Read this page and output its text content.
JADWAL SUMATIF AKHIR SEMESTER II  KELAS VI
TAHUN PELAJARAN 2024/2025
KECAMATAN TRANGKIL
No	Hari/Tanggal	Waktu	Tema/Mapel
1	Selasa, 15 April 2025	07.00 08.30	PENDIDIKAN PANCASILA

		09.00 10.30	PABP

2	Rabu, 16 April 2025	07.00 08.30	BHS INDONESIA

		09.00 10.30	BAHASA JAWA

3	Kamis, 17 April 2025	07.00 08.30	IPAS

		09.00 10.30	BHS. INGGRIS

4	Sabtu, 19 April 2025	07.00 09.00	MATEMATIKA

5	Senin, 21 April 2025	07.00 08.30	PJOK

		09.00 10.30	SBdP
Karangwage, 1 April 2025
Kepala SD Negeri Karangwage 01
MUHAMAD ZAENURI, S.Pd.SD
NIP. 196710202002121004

= = =

- What this task involves -
Filter the entries above down to the lines containing the word "April".

- Final answer -
1	Selasa, 15 April 2025	07.00 08.30	PENDIDIKAN PANCASILA
2	Rabu, 16 April 2025	07.00 08.30	BHS INDONESIA
3	Kamis, 17 April 2025	07.00 08.30	IPAS
4	Sabtu, 19 April 2025	07.00 09.00	MATEMATIKA
5	Senin, 21 April 2025	07.00 08.30	PJOK
Karangwage, 1 April 2025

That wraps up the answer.